Text block →
---*---

The releases during the Chernobyl accident contaminated about 125 000 km2 of land in Belarus, Ukraine and Russia with radiocaesium levels greater than 37 kBq/m2, and about 30 000 km2 with radiostrontium greater than 10 kBq/ m2. About 52 000 m2 of this total were in agricultural use; the remainder was forest, water bodies and urban centres. While the migration downwards of caesium in the soil is generally slow, especially in forests and peaty soil, it is extremely variable depending on many factors such as the soil type, pH, rainfall and agricultural tilling.

Plant contamination. The radionuclides are generally confined to particles with a matrix of uranium dioxide, graphite, ironceramic alloys, silicate-rare earth, and silicate combinations of these materials. The movement of these radionuclides in the soil not only depends on the soil characteristics but also on the chemical breakdown of these complexes by oxidation to release more mobile forms. The bulk of the fission products is distributed between organomineral and mineral parts of the soil largely in humic complexes. The Exclusion zone has improved significantly partly due to natural processes and partly due to decontamination measures introduced. There were also large variations in the deposition levels. During 1991 the 137Cs activity concentrations in the 0-5 cm soil layer ranged from 25 to 1 000 kBq/m3 and were higher in natural than ploughed pastures. For all soils, between 60 and 95% of all 137Cs was found to be strongly bound to soil components. Ordinary ploughing disperses the radionuclides more evenly through the soil profile, reducing the activity concentration in the 0-5 cm layer and crop root uptake. However, it does spread the contamination throughout the soil, and the removal and disposal of the uppermost topsoil may well be a viable decontamination strategy.

The problem in the early phase of an accident is that the countermeasures designed to avoid human exposure are of a restrictive nature and often have to be imposed immediately, even before the levels of contamination are actually measured and known. These measures include the cessation of field work, of the consumption of fresh vegetables, of the pasturing of animals and poultry, and also the introduction of uncontaminated forage. Unfortunately, these measures were not introduced immediately and enhanced the doses to humans in Ukraine.

---*---

Your objective → Extend the text on Chernobyl land contamination, starting after its final sentence about the measures that were not introduced immediately in Ukraine.

[Structured page parsing data]

---*---

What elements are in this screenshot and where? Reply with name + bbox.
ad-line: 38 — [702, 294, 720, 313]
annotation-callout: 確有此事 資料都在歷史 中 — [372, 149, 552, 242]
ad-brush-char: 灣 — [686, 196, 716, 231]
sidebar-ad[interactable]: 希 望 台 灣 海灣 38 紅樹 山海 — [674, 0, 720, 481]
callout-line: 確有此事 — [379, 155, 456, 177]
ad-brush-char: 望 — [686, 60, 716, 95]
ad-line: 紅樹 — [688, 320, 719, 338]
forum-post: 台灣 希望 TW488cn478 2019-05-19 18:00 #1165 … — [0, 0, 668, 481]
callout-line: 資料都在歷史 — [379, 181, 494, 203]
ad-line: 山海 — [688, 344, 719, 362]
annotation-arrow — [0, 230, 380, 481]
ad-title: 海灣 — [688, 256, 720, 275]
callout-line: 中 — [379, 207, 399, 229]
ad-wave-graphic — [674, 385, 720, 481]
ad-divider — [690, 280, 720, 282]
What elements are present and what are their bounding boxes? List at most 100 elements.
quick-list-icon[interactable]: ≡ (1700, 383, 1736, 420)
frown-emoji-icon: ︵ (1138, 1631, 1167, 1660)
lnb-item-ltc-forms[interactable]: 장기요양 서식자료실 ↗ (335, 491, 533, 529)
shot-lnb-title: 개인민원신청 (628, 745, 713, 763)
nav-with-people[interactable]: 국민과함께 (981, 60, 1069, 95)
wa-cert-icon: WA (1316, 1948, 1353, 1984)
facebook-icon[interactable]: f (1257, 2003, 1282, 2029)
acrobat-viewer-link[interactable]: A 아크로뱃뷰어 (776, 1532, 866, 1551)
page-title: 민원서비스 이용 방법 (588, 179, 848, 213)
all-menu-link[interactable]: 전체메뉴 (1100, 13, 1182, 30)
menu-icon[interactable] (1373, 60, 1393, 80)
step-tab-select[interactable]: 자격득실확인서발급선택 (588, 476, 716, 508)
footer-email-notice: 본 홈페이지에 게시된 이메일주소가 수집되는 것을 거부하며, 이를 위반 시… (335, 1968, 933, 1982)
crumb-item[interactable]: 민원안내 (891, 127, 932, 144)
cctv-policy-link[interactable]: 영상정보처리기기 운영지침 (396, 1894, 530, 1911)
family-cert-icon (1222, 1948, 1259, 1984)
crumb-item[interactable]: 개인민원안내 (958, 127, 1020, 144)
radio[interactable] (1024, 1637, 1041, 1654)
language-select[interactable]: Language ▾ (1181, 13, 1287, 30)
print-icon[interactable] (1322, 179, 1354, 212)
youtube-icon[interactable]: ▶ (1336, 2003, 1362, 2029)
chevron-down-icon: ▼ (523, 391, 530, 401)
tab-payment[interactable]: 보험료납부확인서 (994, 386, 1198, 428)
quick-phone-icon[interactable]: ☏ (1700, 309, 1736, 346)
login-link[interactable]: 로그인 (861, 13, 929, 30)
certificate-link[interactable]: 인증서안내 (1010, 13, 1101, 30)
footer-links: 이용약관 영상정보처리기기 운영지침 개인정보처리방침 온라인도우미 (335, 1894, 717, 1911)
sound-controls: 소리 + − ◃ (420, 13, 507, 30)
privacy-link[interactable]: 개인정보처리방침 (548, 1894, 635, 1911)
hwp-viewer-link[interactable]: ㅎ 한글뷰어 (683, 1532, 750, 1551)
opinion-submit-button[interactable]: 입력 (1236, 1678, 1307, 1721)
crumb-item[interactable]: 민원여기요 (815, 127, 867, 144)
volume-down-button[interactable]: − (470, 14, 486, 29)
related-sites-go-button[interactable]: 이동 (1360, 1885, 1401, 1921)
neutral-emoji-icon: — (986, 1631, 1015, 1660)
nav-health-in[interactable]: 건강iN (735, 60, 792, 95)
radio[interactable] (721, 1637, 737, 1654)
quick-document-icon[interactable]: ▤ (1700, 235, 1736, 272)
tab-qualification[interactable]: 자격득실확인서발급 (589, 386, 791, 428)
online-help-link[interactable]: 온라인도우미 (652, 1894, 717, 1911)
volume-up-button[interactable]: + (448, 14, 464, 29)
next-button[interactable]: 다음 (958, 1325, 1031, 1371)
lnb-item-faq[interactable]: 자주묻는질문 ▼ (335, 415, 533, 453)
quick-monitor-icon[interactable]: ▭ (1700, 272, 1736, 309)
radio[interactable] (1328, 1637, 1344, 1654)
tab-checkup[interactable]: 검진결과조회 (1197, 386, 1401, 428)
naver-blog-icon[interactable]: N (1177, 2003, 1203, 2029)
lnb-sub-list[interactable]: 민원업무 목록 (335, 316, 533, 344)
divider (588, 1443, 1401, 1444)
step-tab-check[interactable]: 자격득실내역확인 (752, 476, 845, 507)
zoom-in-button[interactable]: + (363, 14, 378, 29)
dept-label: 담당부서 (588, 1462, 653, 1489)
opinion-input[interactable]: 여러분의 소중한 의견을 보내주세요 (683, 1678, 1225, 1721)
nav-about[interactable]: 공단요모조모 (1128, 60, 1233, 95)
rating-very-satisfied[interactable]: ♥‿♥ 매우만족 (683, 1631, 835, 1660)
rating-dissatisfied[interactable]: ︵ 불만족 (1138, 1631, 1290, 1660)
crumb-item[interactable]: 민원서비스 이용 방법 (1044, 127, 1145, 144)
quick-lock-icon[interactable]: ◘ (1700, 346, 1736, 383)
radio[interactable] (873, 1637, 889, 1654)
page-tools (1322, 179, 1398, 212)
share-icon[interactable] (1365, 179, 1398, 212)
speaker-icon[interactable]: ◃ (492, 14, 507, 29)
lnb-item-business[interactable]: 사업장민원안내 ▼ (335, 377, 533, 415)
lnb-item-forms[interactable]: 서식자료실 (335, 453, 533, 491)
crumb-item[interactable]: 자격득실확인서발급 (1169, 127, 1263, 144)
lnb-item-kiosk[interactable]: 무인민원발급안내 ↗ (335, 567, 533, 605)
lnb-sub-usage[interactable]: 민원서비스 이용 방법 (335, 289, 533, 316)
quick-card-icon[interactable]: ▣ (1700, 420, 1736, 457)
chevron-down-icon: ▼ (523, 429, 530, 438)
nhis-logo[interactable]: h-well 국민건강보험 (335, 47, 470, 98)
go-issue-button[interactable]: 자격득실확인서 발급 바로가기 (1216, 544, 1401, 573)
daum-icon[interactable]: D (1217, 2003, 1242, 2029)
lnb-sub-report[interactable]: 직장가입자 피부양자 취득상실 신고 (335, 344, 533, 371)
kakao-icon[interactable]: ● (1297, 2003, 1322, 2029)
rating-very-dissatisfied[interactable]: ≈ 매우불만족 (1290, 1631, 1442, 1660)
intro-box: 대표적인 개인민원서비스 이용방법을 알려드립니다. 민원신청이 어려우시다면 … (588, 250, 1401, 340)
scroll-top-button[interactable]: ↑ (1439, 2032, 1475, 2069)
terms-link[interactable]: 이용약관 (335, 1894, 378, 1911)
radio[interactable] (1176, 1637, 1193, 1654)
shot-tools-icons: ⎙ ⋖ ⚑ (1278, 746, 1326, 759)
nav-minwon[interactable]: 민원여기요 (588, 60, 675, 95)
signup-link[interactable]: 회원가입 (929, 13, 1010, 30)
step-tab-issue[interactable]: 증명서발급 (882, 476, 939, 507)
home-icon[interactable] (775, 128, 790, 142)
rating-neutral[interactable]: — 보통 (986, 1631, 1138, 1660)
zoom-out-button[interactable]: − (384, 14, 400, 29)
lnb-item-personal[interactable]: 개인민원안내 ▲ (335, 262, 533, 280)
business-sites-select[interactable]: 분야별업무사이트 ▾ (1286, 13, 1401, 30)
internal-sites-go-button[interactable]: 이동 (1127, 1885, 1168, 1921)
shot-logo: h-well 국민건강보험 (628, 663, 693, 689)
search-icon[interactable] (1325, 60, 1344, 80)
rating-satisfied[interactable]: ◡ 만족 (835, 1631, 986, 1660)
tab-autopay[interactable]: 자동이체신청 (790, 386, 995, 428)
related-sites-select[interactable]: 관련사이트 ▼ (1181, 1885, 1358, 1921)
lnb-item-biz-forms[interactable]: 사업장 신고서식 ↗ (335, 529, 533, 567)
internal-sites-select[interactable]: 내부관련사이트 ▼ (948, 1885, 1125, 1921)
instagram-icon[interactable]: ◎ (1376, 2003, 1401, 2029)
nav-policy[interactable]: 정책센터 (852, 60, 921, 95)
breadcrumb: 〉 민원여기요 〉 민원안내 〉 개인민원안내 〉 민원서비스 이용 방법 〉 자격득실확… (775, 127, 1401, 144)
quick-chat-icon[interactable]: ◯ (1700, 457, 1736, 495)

---*---

Task result →
Furthermore, some initial extreme measures were introduced in the first few days of the accident when 15 000 cows were slaughtered in Ukraine irrespective of their level of contamination, when the introduction of clean fodder could have minimised the incorporation of radiocaesium. Other countermeasures, such as the use of potassium fertilisers, decreased the uptake of radiocaesium by a factor of 2 to 14, as well as increased crop yield. In some podzolic soils, lime in combination with manure and mineral fertilisers can reduce the accumulation of radiocaesium in some cereals and legumes by a factor of thirty. In peaty soils, sand and clay application can reduce the transfer of radiocaesium to plants by fixing it more firmly in the soil.

The radiocaesium content of cattle for human consumption can be minimised by a staged introduction of clean feed during about ten weeks prior to slaughter. A policy of allocating critical food production to the least contaminated areas may be an effective common sense measure.

In 1993, the concentration of 137Cs in the meat of cows from the Kolkhoz in the Sarny region, where countermeasures could be implemented effectively, tended to be much lower than that in the meat from private farms in the Dubritsva region. The meat of wild animals which could not be subjected to the same countermeasures had a generally high concentration of radiocaesium.

Decontamination of animals by the use of Prussian Blue boli was found to be very effective where radiocaesium content of feed is high and where it may be difficult to introduce clean fodder. Depending on the local circumstances, many of the above mentioned agricultural countermeasures were introduced to reduce human exposure.

Since July 1986, the dose rate from external irradiation in some areas has decreased by a factor of forty, and in some places, it is less than 1% of its original value. Nevertheless, soil contamination with 137Cs, 90Sr and 239Pu is still high and in Belarus, the most widely contaminated Republic, eight years after the accident 2640 km2 of agricultural land had been excluded from use. Within a Exclusion Zone nature reserve have been excluded from use for an indefinite duration.

The uptake of plutonium from soil to plant parts lying above ground generally constitutes a small health hazard to the population from the ingestion of vegetables. It only becomes a problem in areas of high contamination where root vegetables are consumed, especially if they are not washed and peeled. The total content of the major radioactive contaminants in the 30-km zone has been estimated at 4.4 PBq for 137Cs, 4 PBq for 90Sr and 32 TBq for 239Pu and 240Pu.

However, it is not possible to predict the rate of reduction as this is dependent on so many variable factors, so that restrictions on the use of land are still necessary in the more contaminated regions in Belarus, Ukraine and Russia. In these areas, no lifting of restrictions is likely in the foreseeable future. It is not clear whether return to the 30 km exclusion zone will ever be possible, nor whether it would be feasible to utilise this land in other ways such as grazing for stud animals or hydroponic farming. It is however, to be recognised that a small number of generally elderly residents have returned to that area with the unofficial tolerance of the authorities.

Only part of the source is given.